[Your goal]:
Locate every line below that contains the word "Nivel" and copy it.

##### Extracted entries

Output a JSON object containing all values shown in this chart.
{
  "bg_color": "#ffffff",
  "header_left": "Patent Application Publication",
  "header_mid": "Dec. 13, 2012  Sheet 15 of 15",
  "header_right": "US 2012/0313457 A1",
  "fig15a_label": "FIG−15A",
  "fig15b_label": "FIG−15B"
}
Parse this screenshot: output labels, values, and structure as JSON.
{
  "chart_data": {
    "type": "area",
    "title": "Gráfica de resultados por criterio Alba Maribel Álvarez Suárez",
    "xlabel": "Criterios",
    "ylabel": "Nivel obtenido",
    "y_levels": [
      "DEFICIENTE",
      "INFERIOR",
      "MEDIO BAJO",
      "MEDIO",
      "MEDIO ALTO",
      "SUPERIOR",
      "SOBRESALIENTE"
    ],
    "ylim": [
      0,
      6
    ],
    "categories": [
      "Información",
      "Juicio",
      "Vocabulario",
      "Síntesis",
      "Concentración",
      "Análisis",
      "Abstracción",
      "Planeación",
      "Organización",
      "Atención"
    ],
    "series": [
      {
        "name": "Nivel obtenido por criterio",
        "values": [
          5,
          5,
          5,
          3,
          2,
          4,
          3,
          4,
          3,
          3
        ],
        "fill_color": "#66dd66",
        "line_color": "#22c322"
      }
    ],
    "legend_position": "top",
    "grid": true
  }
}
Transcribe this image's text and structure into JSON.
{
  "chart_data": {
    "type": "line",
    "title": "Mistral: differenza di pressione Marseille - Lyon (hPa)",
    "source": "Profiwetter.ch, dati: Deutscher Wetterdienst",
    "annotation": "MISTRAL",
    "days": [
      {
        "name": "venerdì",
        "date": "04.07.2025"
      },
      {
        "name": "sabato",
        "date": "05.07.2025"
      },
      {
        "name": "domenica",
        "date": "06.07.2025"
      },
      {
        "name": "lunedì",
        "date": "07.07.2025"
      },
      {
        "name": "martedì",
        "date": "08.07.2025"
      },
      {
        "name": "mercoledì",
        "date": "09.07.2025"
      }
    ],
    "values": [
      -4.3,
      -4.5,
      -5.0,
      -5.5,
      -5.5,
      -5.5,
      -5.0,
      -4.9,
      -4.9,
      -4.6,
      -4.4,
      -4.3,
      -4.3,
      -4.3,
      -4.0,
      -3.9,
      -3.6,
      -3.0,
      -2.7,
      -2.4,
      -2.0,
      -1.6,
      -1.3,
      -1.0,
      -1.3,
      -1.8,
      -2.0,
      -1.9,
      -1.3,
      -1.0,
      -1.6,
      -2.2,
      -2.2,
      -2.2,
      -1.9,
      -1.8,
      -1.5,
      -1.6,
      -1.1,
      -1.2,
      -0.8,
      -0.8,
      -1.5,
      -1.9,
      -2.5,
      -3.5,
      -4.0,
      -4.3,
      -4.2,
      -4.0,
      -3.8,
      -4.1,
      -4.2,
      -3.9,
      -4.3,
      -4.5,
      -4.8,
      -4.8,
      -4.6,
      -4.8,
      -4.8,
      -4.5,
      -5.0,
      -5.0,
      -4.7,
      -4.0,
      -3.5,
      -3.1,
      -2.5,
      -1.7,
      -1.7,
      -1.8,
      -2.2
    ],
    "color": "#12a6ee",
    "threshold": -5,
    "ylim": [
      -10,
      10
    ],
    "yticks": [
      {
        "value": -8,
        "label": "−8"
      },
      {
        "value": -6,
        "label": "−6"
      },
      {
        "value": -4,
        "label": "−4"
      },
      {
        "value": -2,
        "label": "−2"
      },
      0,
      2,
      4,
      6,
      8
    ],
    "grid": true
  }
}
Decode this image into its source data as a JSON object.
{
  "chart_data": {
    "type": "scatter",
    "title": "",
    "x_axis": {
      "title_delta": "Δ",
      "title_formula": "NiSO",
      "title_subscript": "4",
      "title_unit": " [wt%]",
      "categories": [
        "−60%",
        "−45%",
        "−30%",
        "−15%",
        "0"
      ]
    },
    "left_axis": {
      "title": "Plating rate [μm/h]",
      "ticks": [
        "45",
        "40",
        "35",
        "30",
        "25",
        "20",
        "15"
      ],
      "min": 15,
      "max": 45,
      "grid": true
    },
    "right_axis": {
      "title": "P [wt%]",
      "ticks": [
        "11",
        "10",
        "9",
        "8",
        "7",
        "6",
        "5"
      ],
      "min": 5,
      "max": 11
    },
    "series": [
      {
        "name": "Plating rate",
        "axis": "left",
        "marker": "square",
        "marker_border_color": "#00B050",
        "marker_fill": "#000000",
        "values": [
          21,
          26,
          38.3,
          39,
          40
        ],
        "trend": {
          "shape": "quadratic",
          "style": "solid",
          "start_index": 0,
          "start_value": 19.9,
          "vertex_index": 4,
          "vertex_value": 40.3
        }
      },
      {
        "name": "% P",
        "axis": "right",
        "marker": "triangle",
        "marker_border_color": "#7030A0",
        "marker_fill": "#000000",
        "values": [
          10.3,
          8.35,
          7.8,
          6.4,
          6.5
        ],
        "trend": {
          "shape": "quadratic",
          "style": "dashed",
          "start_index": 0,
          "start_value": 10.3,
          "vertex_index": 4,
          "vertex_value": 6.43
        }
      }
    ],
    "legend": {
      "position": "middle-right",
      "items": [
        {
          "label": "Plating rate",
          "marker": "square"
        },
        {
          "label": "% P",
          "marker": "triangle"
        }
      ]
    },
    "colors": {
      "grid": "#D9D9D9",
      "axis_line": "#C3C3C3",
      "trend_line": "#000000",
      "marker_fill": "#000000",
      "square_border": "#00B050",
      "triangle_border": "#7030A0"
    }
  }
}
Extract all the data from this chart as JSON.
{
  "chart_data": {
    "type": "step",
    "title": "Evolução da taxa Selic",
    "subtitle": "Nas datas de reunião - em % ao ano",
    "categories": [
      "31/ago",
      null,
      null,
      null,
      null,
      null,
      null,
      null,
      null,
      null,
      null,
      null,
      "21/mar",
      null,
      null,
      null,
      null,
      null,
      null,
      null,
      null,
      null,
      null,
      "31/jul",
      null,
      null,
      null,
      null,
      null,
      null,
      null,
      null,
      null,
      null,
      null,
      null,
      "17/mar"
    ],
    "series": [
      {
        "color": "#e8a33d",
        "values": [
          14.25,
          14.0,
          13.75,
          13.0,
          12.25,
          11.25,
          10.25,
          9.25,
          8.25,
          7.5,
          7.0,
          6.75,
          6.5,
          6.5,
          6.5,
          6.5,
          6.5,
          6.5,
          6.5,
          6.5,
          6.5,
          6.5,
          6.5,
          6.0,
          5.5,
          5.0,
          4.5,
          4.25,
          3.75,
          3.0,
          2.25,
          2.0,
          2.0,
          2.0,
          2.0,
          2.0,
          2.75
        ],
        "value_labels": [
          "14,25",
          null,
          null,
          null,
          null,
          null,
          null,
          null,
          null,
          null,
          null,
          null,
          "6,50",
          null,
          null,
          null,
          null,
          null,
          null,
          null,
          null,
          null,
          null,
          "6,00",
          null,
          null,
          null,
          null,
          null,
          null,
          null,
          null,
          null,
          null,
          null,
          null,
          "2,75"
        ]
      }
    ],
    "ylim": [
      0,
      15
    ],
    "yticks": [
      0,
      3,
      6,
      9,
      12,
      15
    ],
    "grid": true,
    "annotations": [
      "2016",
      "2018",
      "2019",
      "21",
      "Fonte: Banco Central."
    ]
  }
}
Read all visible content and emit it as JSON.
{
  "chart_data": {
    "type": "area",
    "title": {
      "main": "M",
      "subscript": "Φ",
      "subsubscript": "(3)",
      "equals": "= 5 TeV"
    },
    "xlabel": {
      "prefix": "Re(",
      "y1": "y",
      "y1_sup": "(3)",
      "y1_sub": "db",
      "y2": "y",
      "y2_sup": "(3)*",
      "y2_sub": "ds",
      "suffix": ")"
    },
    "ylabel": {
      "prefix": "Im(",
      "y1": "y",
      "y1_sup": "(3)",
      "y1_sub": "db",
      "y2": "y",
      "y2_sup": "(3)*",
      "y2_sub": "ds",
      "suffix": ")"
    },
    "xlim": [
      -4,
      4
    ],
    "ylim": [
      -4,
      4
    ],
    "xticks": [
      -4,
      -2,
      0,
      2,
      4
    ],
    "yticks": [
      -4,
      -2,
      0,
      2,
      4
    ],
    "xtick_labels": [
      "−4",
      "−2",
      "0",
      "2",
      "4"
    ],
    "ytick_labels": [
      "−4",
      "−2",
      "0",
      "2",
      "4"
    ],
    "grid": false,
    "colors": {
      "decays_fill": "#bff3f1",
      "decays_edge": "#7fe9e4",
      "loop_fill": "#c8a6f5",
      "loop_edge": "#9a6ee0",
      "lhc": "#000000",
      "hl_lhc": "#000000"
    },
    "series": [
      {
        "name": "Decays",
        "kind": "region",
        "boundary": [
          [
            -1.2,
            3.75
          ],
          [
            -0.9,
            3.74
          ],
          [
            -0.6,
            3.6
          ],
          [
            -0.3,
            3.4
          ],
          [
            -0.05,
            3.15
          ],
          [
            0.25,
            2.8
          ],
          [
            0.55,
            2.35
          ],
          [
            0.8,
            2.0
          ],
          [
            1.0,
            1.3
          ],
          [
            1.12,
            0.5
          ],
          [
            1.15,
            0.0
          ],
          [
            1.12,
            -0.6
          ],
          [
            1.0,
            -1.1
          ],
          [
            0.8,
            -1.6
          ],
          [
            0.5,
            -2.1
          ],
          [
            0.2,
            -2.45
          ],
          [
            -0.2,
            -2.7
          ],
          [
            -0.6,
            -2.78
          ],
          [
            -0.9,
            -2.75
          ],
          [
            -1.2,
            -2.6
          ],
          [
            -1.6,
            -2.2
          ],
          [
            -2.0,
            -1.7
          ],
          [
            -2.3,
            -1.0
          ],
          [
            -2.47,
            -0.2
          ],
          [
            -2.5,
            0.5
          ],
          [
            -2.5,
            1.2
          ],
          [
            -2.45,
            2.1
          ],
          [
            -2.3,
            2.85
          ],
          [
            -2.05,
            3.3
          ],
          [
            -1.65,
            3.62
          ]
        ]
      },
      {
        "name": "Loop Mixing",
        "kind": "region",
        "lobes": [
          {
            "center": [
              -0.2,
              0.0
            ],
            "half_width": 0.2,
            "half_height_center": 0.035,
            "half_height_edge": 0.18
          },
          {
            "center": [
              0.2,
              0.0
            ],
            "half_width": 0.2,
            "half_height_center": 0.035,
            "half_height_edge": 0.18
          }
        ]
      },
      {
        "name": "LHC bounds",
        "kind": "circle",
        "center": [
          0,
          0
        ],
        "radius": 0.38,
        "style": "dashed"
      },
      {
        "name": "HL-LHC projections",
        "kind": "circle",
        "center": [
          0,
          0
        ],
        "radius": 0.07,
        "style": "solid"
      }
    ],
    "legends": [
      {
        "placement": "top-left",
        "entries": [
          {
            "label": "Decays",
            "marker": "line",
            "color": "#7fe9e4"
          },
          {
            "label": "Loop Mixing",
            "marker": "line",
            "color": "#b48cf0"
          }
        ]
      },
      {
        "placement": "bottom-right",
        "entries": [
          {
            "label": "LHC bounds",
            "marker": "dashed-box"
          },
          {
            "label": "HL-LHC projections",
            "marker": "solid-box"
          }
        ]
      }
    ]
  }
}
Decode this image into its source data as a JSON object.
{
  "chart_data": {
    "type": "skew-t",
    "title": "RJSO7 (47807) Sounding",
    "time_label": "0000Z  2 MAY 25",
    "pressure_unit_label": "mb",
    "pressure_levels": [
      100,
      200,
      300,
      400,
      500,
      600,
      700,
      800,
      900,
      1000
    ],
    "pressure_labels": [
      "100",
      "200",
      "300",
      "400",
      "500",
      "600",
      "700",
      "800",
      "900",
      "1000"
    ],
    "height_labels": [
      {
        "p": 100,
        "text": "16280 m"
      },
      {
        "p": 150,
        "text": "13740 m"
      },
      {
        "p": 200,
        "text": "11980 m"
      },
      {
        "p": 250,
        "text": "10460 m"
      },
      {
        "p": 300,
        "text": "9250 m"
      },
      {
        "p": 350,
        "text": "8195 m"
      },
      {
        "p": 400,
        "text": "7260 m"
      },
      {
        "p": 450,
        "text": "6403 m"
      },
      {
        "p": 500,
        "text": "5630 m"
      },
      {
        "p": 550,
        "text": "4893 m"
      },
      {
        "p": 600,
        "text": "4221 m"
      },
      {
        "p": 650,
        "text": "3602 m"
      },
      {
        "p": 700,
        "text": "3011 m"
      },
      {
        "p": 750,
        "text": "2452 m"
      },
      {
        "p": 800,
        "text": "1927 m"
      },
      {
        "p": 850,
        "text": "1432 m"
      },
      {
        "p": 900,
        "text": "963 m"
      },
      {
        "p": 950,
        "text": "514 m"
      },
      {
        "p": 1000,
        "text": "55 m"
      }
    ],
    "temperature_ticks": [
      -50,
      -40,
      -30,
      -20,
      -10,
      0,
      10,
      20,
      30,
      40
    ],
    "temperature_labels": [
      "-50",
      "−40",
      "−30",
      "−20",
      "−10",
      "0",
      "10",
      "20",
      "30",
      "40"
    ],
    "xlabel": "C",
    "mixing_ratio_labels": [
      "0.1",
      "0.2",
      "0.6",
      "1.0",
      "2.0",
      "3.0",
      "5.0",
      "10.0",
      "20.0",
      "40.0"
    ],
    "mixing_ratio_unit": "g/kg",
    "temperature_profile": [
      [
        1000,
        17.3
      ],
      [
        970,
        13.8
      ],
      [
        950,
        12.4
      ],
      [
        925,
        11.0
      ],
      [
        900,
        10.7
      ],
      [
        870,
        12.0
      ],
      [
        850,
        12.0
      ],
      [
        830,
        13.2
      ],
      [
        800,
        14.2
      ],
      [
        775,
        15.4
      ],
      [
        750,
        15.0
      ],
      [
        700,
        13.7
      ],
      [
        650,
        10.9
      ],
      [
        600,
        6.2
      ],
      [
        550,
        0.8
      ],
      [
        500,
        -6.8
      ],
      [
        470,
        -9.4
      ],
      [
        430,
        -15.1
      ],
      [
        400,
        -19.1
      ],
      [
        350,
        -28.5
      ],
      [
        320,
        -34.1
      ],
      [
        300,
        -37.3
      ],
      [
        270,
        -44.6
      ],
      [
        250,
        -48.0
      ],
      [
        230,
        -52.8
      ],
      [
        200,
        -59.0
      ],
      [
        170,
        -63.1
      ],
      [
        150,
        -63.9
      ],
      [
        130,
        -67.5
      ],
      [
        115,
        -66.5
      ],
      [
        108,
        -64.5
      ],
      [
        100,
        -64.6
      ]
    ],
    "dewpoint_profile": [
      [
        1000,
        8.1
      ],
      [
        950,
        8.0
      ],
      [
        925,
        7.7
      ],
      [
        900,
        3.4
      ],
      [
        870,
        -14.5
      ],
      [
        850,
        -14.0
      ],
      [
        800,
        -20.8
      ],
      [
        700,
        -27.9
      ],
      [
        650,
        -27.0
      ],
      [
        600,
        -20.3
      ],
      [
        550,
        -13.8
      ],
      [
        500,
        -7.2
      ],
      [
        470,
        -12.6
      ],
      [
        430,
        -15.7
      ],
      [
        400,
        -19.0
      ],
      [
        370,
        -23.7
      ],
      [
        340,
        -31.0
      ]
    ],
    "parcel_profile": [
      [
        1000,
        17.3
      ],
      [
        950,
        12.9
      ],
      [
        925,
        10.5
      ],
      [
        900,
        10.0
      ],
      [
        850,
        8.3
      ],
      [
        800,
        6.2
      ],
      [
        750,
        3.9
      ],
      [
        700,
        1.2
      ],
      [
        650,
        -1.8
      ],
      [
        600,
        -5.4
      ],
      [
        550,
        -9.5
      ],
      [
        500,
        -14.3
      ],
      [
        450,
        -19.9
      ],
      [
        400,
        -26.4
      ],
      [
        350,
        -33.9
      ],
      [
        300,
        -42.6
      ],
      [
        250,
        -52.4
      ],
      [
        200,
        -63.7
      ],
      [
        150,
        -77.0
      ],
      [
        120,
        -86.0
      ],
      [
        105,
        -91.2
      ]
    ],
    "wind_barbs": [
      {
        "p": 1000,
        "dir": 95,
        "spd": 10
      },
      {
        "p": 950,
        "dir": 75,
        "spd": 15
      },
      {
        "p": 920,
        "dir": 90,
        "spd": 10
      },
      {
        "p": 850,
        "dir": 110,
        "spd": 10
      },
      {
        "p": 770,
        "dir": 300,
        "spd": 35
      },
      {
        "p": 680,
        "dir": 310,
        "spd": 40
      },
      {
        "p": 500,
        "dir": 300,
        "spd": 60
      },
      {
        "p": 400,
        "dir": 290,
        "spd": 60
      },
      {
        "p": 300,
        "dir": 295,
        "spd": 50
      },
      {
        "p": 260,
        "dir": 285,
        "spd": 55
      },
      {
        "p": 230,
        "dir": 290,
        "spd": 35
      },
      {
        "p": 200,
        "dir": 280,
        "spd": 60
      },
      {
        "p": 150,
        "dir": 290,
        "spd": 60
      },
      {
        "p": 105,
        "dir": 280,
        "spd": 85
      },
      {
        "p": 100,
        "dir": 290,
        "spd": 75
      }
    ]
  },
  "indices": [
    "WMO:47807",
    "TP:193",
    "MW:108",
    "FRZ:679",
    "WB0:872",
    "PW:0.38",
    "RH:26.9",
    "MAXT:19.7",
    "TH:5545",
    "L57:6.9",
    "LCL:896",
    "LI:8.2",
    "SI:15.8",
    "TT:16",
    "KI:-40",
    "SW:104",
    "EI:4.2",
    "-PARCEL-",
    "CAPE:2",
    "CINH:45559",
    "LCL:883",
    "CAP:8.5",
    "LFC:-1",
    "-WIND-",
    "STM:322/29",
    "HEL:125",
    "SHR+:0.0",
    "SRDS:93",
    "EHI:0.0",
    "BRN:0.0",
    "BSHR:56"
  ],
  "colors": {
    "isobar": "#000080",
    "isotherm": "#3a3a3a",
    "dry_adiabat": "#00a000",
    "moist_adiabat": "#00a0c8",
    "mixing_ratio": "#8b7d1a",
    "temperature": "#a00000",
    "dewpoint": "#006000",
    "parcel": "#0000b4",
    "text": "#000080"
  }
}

##########

[Exercise output]:
    "ylabel": "Nivel obtenido",
        "name": "Nivel obtenido por criterio",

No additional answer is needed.